=== Job ===
Records follow. Pull out every line that contains "documentos".
::: Material to process :::
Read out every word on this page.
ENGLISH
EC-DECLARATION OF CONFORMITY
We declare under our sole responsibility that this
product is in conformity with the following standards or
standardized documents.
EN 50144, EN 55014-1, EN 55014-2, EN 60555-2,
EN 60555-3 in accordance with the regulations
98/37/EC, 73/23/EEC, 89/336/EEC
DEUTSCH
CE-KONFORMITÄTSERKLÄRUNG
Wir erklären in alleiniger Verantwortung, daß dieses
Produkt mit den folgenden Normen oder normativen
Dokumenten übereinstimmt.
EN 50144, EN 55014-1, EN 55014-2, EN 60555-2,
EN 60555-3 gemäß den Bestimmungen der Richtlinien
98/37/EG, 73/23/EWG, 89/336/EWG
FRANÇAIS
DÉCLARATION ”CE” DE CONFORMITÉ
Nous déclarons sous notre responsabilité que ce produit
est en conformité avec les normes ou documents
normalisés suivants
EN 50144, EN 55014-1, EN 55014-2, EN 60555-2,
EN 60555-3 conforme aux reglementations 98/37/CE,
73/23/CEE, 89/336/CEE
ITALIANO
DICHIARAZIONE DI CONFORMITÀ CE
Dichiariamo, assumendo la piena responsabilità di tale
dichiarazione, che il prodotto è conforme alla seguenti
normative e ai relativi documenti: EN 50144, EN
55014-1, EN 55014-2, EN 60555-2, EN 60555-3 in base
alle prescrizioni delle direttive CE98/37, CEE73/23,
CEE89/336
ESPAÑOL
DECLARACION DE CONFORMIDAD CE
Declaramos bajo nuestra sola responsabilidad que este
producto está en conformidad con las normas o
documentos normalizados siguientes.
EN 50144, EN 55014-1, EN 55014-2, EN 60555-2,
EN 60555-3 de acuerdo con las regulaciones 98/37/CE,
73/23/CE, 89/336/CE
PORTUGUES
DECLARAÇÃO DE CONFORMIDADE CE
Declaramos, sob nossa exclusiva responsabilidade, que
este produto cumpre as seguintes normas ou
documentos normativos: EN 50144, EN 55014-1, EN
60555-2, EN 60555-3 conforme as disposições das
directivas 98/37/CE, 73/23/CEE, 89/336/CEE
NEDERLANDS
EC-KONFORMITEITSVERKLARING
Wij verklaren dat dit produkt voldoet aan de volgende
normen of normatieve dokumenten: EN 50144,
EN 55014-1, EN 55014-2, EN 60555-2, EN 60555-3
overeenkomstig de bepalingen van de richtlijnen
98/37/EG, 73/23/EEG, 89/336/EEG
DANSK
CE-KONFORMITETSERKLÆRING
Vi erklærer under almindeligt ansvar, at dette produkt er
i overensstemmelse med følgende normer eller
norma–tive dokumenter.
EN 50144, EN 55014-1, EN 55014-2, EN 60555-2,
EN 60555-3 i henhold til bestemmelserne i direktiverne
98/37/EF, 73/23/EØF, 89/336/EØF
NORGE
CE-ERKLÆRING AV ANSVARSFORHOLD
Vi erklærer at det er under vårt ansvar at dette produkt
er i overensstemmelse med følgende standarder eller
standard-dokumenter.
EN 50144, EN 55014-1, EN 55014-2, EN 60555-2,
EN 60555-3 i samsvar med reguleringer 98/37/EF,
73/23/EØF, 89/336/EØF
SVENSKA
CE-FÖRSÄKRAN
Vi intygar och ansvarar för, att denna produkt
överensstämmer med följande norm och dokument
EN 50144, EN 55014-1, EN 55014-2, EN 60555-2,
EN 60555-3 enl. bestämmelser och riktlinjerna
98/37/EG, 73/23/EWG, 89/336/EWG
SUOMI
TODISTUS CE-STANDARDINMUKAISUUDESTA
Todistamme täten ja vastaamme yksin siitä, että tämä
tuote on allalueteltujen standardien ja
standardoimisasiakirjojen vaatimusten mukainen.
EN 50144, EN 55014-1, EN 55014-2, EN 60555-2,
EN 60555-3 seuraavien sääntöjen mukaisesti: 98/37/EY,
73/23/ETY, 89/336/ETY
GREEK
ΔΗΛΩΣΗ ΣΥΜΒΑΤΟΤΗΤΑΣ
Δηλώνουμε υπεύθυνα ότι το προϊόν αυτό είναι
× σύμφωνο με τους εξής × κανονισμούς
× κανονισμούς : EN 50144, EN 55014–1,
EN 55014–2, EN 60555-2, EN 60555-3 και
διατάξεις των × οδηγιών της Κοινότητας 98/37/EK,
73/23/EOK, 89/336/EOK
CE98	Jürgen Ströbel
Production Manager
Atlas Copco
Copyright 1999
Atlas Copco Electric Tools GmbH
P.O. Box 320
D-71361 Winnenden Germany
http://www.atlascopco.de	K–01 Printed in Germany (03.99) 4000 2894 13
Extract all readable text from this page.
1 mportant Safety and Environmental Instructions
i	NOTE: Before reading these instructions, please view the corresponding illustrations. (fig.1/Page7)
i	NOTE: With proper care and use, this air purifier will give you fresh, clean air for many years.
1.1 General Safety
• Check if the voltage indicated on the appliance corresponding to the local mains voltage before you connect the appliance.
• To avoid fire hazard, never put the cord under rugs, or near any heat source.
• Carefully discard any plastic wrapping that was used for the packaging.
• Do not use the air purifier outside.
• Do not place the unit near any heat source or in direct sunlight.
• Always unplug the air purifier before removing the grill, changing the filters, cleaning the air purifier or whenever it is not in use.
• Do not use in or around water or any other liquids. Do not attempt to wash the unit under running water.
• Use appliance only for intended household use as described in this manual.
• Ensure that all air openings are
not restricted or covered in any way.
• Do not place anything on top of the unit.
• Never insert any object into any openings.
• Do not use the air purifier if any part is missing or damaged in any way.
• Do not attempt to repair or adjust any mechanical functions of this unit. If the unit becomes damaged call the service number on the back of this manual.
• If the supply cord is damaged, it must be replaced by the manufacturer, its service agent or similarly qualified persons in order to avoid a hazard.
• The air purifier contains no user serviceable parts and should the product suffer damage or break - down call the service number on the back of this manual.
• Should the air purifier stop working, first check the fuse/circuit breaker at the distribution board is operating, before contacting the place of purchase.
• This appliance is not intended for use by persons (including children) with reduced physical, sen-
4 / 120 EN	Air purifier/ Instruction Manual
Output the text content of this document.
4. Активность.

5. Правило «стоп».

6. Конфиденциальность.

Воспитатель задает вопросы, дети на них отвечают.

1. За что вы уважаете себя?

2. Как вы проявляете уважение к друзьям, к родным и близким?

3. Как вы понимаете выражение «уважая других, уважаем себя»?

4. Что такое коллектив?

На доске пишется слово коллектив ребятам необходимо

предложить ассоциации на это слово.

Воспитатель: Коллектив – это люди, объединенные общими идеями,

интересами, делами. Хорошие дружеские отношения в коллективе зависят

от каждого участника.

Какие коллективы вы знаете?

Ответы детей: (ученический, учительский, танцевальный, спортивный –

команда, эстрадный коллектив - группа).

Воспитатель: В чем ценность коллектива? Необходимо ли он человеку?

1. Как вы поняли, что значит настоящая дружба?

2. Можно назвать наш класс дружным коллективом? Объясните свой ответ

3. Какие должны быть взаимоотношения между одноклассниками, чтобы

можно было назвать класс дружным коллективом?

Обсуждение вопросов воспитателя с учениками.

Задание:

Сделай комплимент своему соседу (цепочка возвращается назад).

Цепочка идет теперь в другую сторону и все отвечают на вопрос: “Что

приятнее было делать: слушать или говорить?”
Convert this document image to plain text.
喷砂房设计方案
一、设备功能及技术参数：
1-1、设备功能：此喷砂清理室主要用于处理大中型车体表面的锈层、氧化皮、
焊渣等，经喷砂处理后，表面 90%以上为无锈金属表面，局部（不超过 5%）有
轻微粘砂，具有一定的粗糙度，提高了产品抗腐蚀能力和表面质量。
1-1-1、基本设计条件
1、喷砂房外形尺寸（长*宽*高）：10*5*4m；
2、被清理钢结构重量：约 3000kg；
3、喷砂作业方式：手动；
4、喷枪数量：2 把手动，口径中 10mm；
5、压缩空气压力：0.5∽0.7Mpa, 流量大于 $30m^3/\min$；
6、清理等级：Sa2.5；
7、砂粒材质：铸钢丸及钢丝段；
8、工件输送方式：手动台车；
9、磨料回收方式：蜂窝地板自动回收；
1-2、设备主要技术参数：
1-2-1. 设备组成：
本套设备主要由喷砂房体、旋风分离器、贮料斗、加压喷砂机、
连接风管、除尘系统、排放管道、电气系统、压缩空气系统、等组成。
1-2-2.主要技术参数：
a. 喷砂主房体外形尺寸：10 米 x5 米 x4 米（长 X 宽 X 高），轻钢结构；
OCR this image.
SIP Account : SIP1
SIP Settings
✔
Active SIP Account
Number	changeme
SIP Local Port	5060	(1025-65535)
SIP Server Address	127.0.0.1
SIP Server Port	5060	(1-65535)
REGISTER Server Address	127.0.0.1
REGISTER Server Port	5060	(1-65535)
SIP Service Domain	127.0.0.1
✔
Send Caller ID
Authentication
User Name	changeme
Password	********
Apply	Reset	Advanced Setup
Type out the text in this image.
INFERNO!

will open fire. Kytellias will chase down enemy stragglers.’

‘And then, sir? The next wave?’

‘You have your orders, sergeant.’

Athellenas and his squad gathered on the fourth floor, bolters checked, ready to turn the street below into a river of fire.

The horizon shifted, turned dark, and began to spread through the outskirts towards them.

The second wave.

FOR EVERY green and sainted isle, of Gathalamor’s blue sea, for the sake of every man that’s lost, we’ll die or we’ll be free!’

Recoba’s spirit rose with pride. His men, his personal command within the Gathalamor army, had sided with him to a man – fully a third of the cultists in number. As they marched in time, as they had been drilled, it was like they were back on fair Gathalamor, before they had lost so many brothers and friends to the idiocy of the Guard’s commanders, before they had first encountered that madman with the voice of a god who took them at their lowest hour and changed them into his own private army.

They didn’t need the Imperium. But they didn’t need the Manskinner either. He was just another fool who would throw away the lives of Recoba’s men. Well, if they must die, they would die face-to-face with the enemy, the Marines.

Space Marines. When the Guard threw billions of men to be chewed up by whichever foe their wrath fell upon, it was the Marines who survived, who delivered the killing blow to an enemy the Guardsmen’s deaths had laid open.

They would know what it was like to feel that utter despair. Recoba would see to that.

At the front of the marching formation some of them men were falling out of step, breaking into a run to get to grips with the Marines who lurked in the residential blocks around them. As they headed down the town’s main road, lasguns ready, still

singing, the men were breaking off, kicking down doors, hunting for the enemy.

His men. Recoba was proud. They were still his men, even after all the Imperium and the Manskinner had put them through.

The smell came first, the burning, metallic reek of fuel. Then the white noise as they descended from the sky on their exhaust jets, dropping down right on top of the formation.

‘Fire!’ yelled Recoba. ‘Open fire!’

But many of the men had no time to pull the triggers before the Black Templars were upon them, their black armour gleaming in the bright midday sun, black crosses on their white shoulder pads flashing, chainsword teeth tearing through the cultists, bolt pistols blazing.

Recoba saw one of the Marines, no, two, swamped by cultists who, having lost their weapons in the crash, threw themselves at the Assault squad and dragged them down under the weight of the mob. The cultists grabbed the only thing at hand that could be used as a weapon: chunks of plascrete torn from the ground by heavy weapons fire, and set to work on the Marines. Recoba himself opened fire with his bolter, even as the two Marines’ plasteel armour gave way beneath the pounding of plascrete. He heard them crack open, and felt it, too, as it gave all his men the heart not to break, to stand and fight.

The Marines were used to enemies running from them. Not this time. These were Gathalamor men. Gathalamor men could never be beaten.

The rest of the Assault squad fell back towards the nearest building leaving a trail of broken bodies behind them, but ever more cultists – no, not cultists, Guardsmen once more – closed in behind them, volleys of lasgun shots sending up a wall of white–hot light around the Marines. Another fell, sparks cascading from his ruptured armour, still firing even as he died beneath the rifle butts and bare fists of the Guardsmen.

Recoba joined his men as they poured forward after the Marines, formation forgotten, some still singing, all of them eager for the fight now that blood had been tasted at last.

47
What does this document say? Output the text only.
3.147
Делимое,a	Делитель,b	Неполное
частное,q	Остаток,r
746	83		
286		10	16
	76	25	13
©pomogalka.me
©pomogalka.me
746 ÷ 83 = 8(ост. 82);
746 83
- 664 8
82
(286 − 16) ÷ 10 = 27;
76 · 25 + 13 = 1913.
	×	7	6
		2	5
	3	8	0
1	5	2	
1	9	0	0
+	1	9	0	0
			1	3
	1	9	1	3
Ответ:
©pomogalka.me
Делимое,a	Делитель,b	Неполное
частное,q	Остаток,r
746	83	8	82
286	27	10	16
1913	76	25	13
:::
=== Response ===
documentos normalizados siguientes.
documentos normativos: EN 50144, EN 55014-1, EN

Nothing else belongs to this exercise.